##### Dataset records #####
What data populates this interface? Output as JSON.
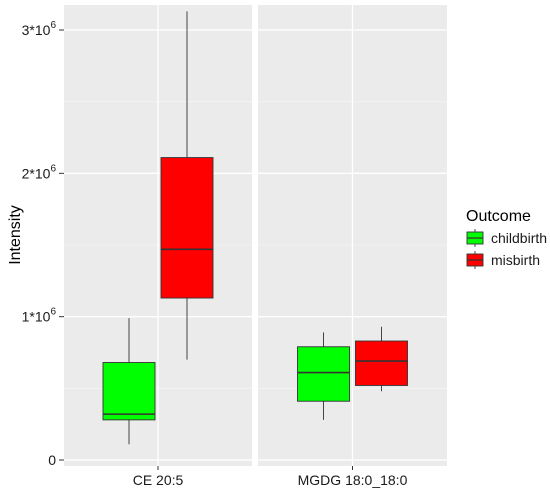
{
  "chart_data": {
    "type": "boxplot",
    "ylabel": "Intensity",
    "xlabel": "",
    "ylim": [
      -30000,
      3330000
    ],
    "y_ticks": [
      {
        "value": 0,
        "label": "0"
      },
      {
        "value": 1000000,
        "label": "1*10",
        "exp": "6"
      },
      {
        "value": 2000000,
        "label": "2*10",
        "exp": "6"
      },
      {
        "value": 3000000,
        "label": "3*10",
        "exp": "6"
      }
    ],
    "facets": [
      "CE 20:5",
      "MGDG 18:0_18:0"
    ],
    "legend": {
      "title": "Outcome",
      "position": "right",
      "entries": [
        {
          "label": "childbirth",
          "color": "#00ff00"
        },
        {
          "label": "misbirth",
          "color": "#ff0000"
        }
      ]
    },
    "series": [
      {
        "name": "childbirth",
        "color": "#00ff00",
        "boxes": [
          {
            "facet": "CE 20:5",
            "min": 110000,
            "q1": 280000,
            "median": 320000,
            "q3": 680000,
            "max": 990000
          },
          {
            "facet": "MGDG 18:0_18:0",
            "min": 280000,
            "q1": 410000,
            "median": 610000,
            "q3": 790000,
            "max": 890000
          }
        ]
      },
      {
        "name": "misbirth",
        "color": "#ff0000",
        "boxes": [
          {
            "facet": "CE 20:5",
            "min": 700000,
            "q1": 1130000,
            "median": 1470000,
            "q3": 2110000,
            "max": 3130000
          },
          {
            "facet": "MGDG 18:0_18:0",
            "min": 480000,
            "q1": 520000,
            "median": 690000,
            "q3": 830000,
            "max": 930000
          }
        ]
      }
    ],
    "grid": true
  }
}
#####
State how many lines of the records above contain the word "median", giving only that number.

### Task solution:
4